What you should do:
Find the word "seminary" in the records below. List each line containing it.

Exercise materials:
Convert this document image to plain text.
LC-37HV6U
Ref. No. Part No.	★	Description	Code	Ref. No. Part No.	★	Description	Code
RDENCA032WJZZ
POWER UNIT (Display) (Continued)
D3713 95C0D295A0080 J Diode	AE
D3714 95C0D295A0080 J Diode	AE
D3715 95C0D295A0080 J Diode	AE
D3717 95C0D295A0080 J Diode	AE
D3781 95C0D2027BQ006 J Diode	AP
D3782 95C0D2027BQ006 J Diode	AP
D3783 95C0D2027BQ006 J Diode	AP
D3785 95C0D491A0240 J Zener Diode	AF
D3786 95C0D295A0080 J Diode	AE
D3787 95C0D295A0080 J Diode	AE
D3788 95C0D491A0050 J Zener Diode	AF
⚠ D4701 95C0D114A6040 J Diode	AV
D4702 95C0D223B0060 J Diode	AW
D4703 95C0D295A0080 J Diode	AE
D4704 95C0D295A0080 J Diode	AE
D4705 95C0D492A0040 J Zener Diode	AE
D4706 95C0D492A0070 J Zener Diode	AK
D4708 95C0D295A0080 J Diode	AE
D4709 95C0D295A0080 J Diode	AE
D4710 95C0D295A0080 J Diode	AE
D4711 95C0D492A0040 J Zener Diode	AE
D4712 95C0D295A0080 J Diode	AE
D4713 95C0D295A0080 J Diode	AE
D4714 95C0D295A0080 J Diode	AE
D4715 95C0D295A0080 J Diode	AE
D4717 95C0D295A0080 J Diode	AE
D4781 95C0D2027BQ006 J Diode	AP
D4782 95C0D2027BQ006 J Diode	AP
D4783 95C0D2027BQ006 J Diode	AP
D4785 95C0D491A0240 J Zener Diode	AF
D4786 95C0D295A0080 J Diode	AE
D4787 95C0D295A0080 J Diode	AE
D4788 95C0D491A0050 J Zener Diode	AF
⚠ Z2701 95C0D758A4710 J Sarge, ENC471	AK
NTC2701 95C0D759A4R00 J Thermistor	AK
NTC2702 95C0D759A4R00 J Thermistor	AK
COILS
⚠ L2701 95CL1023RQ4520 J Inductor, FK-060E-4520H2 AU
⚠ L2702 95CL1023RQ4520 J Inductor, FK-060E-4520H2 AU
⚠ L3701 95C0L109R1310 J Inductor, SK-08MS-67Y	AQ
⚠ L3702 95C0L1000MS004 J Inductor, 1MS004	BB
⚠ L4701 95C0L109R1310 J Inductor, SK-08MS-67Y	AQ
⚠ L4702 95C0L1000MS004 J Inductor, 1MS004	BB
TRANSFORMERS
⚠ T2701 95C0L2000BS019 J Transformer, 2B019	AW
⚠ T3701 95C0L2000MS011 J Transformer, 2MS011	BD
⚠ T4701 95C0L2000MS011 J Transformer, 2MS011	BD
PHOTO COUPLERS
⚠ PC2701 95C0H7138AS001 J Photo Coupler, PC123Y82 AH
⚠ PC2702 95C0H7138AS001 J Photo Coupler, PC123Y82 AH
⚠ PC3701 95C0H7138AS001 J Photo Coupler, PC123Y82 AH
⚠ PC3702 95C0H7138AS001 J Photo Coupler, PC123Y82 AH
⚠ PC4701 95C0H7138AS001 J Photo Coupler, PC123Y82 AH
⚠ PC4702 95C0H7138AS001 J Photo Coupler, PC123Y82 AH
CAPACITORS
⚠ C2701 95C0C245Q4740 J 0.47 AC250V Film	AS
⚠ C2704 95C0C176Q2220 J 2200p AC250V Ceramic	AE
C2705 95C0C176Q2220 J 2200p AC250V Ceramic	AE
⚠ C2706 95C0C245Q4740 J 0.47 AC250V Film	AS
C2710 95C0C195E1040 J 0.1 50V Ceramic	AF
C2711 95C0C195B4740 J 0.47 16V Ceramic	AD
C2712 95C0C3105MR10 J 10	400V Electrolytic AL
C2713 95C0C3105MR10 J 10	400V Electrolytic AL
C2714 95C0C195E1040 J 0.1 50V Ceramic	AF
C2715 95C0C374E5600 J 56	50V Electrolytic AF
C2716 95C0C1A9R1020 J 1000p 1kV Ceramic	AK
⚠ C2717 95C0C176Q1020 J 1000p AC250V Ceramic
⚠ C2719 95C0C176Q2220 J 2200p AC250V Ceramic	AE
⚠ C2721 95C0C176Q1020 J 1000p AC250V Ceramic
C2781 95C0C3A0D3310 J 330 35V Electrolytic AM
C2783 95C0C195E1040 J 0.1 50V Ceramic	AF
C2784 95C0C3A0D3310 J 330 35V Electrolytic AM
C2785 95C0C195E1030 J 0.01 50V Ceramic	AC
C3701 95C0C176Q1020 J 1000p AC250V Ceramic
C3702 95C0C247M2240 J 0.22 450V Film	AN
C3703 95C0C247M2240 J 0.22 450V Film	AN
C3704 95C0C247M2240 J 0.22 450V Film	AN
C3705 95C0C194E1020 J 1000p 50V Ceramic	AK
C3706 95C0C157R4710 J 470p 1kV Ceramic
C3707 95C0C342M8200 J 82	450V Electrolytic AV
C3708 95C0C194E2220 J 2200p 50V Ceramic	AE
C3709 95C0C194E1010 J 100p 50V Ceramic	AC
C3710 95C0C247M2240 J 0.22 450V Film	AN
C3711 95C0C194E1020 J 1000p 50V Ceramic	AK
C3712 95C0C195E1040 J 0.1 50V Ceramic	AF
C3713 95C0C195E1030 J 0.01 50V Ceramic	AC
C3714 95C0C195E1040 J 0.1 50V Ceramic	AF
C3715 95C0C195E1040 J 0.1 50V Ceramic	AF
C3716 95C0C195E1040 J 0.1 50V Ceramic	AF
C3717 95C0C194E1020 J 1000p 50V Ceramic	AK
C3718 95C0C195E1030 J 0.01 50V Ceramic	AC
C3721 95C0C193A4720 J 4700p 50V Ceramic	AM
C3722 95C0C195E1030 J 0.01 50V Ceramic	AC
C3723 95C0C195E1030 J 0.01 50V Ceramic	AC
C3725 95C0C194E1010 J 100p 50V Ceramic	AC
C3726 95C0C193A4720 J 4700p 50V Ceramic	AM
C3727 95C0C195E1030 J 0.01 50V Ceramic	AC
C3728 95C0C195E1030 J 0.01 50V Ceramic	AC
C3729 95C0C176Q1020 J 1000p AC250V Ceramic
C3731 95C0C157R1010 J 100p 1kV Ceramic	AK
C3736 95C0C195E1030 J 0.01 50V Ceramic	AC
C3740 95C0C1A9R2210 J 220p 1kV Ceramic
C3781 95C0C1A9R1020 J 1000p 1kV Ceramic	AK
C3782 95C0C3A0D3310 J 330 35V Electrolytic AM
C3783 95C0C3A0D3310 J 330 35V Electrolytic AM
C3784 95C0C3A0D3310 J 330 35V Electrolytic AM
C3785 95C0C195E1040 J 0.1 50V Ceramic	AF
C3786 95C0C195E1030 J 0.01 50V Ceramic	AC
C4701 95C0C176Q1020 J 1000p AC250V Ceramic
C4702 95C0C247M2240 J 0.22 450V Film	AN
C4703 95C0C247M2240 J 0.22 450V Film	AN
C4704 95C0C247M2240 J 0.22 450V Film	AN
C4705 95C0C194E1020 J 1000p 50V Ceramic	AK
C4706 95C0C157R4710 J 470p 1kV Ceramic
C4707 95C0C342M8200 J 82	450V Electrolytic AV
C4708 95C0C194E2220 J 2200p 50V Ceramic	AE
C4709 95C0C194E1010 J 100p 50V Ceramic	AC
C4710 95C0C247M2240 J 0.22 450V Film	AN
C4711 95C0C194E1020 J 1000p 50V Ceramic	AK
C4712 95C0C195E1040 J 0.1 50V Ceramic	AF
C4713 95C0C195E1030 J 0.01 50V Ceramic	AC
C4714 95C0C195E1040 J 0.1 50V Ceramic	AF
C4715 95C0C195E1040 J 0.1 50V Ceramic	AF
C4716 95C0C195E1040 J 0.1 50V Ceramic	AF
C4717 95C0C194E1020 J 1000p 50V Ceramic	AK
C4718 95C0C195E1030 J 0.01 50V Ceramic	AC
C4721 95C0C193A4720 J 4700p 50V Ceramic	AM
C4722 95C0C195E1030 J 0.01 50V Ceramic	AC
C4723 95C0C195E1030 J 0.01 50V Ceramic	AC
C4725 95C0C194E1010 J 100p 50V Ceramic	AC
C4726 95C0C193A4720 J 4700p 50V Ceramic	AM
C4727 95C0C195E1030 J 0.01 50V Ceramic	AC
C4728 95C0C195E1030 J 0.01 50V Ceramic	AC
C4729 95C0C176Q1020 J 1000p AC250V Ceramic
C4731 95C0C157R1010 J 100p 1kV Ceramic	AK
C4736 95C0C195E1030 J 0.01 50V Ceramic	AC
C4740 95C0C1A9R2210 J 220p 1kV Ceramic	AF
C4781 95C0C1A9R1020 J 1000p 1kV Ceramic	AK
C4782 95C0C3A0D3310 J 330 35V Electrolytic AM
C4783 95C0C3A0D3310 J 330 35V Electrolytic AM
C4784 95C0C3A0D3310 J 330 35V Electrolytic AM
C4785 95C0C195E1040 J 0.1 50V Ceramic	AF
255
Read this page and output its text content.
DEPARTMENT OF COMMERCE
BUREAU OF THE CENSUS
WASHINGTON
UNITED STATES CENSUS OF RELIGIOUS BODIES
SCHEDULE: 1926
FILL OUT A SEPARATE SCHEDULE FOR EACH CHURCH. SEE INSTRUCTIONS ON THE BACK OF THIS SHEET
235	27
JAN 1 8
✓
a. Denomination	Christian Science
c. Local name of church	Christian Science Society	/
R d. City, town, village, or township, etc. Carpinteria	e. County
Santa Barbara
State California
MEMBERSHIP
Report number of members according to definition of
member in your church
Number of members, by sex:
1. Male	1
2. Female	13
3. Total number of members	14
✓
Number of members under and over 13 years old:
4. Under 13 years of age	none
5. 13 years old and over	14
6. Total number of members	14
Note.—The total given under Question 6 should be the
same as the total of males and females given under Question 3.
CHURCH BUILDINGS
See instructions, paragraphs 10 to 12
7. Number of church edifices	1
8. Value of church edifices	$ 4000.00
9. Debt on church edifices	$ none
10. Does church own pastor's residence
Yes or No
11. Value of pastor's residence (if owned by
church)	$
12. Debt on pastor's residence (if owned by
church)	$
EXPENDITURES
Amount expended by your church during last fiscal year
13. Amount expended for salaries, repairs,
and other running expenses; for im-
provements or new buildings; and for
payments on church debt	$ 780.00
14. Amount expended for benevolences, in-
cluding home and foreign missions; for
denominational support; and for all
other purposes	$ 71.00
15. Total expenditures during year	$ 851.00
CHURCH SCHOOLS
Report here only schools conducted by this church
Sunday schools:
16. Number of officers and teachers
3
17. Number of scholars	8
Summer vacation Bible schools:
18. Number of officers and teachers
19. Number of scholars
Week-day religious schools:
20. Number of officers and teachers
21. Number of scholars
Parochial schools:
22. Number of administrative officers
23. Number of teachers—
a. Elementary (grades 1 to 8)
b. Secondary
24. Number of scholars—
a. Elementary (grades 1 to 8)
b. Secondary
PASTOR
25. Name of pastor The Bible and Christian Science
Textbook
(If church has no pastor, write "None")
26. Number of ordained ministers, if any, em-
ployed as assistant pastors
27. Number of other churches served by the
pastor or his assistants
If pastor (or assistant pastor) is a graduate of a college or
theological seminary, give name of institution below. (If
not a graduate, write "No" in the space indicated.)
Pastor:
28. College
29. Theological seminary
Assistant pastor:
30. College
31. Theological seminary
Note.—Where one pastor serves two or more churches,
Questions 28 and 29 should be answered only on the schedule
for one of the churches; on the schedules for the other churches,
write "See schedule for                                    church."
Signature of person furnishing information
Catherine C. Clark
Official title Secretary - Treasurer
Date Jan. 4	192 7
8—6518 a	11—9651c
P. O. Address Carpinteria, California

Task response:
theological seminary, give name of institution below. (If
29. Theological seminary
31. Theological seminary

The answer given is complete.